* MATERIAL PROVIDED

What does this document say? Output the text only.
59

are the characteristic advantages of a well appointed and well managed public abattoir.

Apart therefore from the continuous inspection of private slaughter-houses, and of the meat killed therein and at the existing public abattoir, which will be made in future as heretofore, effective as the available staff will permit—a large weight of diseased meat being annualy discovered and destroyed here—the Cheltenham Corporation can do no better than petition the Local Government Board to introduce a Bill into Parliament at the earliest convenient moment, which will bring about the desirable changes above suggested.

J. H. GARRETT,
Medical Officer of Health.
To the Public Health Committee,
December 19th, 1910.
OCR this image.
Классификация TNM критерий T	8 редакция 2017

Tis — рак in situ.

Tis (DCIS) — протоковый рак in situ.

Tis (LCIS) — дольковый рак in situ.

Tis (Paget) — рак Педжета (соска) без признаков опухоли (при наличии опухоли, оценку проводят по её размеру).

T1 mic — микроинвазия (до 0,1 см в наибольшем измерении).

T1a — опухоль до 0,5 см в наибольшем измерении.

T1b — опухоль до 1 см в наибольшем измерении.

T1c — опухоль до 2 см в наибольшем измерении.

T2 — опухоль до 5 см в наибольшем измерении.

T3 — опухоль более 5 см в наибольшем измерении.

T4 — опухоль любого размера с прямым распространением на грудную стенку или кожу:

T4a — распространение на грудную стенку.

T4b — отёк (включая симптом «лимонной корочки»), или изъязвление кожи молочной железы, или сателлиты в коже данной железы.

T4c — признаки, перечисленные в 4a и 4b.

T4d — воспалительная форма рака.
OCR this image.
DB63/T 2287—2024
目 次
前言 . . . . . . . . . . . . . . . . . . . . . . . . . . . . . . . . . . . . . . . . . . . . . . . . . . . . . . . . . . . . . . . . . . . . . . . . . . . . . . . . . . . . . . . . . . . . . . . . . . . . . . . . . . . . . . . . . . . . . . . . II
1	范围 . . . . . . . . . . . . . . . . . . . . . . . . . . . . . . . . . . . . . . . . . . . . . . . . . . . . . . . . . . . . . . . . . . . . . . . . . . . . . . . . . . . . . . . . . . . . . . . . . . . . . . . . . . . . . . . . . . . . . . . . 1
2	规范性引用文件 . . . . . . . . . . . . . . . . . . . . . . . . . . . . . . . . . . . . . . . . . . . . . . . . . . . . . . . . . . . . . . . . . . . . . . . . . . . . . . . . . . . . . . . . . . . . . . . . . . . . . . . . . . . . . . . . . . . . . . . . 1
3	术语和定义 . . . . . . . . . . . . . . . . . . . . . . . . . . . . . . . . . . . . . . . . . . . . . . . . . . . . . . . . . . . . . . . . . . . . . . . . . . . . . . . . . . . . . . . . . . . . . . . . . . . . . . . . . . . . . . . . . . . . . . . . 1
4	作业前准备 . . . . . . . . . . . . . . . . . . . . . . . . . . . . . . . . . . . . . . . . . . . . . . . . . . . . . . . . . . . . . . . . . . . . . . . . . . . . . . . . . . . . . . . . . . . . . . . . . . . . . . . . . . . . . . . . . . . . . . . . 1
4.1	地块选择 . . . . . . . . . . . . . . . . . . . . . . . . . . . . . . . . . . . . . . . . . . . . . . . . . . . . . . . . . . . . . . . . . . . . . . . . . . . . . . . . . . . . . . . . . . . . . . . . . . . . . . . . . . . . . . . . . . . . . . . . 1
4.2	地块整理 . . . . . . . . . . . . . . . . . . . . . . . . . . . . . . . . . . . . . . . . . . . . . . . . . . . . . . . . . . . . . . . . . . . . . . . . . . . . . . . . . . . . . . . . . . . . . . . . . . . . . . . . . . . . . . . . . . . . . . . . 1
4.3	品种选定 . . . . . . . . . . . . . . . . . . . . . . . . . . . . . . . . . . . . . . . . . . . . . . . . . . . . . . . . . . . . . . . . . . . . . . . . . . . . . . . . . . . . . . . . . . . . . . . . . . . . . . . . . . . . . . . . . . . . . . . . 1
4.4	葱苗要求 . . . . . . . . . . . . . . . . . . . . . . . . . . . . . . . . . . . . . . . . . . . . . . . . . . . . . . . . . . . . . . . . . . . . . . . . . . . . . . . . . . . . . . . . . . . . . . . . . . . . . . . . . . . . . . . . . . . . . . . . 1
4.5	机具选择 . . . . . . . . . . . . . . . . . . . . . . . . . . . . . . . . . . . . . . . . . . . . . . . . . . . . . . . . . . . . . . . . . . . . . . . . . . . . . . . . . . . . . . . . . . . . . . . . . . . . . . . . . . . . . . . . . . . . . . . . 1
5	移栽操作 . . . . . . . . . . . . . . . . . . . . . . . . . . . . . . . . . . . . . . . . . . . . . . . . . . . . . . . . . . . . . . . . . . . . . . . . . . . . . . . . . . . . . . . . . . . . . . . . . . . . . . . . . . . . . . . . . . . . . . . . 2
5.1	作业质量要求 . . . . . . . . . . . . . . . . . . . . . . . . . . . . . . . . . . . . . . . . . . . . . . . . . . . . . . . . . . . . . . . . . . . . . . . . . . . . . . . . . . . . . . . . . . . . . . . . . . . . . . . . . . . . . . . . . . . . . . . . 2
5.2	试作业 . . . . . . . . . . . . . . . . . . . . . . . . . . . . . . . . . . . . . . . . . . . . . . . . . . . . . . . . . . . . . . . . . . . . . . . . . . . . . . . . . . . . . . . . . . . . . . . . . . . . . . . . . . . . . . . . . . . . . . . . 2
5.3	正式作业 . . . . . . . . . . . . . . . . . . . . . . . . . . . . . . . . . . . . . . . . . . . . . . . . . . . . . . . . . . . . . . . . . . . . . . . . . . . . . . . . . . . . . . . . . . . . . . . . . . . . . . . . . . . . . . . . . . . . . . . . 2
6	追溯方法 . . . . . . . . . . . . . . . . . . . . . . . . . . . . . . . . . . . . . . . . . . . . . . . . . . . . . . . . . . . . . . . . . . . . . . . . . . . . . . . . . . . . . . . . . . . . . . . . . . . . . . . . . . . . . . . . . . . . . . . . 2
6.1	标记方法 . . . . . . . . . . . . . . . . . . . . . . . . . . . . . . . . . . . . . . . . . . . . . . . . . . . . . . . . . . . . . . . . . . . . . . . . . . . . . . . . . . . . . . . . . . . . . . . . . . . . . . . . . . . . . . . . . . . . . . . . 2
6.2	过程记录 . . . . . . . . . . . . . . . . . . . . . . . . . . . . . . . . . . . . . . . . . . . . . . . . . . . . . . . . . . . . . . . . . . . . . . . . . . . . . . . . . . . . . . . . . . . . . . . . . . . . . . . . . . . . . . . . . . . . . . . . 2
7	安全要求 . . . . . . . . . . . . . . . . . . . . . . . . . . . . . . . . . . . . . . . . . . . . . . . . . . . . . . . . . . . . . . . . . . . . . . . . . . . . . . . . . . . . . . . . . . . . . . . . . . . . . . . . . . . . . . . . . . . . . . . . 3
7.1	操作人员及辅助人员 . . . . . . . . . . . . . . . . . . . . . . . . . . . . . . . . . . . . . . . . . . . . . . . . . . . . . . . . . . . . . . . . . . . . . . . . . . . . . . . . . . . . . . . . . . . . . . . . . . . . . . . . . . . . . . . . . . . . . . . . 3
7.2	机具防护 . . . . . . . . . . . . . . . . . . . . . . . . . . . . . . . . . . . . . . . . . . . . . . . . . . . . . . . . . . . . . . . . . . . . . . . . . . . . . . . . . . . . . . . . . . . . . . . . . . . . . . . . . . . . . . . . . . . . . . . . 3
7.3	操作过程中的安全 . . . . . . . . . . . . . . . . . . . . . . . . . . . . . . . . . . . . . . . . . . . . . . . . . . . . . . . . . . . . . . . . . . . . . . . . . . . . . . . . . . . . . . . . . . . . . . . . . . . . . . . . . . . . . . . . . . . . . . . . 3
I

* GIVEN INSTRUCTION
Copy each line that contains the word "situ".

* FINAL RESULT
Tis — рак in situ.
Tis (DCIS) — протоковый рак in situ.
Tis (LCIS) — дольковый рак in situ.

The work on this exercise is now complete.